[Dataset entries]
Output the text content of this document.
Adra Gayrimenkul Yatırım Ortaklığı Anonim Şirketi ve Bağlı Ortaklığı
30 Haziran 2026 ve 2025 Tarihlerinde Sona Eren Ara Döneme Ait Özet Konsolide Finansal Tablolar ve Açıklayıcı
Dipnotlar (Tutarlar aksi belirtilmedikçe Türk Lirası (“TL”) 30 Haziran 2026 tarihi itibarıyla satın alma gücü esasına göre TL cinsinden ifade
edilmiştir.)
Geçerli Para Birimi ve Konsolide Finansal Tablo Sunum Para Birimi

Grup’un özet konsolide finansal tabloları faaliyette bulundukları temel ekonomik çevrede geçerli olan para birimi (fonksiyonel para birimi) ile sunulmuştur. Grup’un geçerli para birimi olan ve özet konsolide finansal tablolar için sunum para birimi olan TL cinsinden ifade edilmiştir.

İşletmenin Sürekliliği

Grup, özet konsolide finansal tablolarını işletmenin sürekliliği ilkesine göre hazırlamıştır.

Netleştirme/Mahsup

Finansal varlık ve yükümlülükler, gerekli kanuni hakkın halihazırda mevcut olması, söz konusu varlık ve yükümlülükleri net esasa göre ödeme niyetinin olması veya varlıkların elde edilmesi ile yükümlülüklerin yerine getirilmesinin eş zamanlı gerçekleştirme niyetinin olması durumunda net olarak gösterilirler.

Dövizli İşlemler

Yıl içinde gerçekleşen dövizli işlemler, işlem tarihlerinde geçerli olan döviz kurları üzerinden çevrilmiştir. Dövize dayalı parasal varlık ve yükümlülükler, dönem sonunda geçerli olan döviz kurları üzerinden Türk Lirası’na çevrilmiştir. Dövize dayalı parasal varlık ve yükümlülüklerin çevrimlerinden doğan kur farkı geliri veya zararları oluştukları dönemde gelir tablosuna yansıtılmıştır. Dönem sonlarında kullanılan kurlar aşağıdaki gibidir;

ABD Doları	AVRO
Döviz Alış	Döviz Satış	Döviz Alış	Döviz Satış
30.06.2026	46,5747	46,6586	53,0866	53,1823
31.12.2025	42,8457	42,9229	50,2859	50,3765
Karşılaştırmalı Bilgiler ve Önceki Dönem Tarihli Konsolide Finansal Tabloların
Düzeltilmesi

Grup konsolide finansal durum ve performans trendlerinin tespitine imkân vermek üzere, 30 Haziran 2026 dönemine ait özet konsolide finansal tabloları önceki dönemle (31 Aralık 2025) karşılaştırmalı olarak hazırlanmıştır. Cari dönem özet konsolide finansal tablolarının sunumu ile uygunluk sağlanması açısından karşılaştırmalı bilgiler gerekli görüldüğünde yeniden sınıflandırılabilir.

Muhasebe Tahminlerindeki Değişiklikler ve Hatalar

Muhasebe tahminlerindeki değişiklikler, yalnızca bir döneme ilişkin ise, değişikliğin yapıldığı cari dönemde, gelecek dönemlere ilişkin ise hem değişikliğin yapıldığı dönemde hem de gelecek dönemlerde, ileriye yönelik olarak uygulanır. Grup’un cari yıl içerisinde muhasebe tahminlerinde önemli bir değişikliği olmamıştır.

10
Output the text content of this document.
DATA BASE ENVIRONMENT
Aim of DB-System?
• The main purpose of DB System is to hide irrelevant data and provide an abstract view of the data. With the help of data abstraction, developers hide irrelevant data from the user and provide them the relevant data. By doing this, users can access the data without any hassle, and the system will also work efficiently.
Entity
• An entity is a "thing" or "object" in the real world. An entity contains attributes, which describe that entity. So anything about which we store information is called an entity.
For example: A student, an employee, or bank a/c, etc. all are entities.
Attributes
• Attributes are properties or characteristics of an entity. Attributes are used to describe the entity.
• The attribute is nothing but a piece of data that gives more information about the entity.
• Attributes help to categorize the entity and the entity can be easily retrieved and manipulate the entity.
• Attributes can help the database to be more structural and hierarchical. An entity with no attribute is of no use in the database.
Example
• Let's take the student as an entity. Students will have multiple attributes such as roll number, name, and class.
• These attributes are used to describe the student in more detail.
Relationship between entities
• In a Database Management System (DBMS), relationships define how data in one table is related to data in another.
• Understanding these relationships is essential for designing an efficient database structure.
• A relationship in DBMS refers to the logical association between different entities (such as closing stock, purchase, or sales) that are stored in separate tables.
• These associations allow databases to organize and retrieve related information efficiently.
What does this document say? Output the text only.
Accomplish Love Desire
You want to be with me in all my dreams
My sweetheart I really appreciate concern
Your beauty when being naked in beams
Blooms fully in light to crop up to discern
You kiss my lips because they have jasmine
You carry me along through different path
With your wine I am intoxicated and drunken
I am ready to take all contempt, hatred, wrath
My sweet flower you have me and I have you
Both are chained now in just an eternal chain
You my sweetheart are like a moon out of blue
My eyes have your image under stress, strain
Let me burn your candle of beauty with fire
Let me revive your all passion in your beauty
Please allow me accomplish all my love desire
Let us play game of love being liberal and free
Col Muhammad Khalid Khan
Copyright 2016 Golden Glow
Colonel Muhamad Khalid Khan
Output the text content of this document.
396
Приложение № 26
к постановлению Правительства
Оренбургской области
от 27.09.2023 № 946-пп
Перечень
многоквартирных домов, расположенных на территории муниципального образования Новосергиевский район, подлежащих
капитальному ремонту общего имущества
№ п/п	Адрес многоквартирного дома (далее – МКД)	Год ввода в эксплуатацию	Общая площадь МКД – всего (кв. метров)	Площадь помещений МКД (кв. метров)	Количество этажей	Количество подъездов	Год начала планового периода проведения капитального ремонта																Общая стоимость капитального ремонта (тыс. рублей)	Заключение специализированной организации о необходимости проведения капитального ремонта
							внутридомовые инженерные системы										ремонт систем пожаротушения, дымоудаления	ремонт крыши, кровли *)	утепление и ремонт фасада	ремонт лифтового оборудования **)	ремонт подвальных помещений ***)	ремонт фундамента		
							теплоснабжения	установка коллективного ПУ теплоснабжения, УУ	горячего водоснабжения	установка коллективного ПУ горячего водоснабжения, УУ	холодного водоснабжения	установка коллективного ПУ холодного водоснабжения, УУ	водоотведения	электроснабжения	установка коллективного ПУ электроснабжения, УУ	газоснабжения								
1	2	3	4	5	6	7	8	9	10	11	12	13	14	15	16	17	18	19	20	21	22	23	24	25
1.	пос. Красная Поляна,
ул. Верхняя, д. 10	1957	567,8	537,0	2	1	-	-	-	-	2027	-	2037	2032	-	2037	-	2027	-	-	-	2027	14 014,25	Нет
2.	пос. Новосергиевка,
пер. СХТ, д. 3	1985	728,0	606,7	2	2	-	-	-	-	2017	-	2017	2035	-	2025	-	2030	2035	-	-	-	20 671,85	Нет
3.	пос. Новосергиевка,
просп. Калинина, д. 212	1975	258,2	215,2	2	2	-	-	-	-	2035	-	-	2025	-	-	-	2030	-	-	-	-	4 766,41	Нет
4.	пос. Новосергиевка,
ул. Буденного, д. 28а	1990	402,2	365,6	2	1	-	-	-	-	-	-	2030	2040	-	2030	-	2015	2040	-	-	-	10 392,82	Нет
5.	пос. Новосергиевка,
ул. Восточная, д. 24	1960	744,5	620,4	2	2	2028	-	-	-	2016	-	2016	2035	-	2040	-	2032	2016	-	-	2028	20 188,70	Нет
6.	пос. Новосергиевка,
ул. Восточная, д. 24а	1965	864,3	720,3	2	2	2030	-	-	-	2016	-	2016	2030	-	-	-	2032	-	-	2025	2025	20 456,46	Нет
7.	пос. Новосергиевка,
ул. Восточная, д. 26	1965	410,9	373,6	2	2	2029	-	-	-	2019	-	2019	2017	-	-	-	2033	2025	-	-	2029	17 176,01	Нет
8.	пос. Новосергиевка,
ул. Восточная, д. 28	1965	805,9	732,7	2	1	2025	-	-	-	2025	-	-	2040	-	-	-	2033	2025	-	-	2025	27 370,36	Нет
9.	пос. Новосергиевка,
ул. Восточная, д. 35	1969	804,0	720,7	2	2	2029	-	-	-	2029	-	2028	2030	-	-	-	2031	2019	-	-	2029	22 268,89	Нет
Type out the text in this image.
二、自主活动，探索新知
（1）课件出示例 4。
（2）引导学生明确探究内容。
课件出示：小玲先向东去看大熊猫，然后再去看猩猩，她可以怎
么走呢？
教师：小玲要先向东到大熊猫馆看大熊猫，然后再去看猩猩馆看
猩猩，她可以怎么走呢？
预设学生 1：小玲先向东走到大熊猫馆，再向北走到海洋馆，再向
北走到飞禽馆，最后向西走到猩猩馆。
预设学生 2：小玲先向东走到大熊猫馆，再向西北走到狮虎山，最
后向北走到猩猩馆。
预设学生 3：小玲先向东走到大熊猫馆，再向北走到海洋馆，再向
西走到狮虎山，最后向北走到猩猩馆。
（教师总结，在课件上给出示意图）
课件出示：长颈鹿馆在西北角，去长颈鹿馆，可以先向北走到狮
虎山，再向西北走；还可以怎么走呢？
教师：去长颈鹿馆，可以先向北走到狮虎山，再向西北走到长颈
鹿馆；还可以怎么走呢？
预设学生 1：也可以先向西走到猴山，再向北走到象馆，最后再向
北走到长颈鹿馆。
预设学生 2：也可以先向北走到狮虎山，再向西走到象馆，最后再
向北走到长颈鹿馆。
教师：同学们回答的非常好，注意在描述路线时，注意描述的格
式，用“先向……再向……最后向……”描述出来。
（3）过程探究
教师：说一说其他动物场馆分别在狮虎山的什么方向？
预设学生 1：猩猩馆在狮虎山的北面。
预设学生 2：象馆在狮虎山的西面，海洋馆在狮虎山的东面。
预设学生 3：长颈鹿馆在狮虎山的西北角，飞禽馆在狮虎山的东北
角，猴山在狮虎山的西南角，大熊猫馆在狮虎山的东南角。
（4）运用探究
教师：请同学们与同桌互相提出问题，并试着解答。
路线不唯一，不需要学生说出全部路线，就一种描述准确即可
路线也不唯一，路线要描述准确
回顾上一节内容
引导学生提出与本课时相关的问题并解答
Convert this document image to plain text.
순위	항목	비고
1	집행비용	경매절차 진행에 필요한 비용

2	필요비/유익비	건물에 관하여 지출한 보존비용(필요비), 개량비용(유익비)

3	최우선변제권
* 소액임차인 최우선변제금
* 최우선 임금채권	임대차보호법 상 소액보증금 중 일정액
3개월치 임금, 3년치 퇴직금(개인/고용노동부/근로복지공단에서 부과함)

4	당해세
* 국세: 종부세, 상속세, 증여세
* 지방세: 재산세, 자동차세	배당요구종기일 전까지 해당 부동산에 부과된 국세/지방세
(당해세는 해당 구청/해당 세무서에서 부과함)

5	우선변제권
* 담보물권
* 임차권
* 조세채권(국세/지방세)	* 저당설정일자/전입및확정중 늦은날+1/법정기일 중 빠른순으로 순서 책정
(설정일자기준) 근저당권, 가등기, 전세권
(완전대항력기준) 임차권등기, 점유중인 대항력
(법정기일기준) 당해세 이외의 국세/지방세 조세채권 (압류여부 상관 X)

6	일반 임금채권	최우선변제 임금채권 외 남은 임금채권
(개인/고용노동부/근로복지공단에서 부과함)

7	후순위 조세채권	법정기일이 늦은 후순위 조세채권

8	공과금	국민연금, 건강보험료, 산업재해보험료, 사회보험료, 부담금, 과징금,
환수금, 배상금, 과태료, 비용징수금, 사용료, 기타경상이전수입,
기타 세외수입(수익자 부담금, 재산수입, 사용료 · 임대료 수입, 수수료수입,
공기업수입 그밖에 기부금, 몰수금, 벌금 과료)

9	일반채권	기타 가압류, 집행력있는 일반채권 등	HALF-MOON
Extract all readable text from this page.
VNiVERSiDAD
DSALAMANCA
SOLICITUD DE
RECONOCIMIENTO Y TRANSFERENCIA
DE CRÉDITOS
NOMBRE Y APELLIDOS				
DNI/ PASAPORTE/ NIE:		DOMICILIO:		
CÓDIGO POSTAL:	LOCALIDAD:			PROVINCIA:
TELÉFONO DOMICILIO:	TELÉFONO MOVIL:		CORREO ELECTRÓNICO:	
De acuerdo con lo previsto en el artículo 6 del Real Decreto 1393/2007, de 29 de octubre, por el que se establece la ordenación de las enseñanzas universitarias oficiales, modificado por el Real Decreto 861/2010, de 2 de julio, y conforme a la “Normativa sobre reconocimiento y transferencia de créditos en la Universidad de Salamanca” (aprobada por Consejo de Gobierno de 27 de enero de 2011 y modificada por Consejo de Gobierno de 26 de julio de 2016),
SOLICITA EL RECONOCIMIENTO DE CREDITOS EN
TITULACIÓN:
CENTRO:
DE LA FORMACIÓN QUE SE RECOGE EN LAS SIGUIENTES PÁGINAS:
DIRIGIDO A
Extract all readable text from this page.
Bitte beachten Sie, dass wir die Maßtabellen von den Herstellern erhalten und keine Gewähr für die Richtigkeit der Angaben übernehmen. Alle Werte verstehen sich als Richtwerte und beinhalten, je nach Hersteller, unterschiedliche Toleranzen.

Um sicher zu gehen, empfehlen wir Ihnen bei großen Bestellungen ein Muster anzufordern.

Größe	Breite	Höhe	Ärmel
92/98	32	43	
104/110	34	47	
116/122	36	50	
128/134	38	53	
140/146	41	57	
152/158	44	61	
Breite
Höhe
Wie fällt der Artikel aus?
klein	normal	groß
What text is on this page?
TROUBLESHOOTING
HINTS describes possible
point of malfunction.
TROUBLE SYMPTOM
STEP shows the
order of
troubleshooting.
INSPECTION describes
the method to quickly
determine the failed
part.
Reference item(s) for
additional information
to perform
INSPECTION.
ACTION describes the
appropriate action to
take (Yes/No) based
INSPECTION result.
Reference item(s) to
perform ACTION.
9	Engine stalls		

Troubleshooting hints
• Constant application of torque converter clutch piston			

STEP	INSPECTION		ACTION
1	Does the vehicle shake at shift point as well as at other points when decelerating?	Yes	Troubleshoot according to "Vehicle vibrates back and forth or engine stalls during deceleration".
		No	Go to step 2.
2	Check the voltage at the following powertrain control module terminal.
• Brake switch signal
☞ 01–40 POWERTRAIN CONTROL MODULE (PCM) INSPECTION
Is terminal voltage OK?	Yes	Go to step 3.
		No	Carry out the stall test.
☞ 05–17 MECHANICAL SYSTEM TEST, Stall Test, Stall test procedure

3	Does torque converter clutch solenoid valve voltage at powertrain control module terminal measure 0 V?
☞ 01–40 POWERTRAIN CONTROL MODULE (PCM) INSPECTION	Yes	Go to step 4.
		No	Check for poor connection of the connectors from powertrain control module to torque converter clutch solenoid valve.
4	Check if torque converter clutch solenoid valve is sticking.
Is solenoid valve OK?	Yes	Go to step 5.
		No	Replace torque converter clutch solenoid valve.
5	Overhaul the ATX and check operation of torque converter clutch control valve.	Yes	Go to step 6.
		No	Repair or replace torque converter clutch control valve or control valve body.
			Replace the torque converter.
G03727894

* _WRITTEN TASK_
The word "voltage" appears in how many lines of the records? Give the number only.

* _RESULT FOR THIS TASK_
3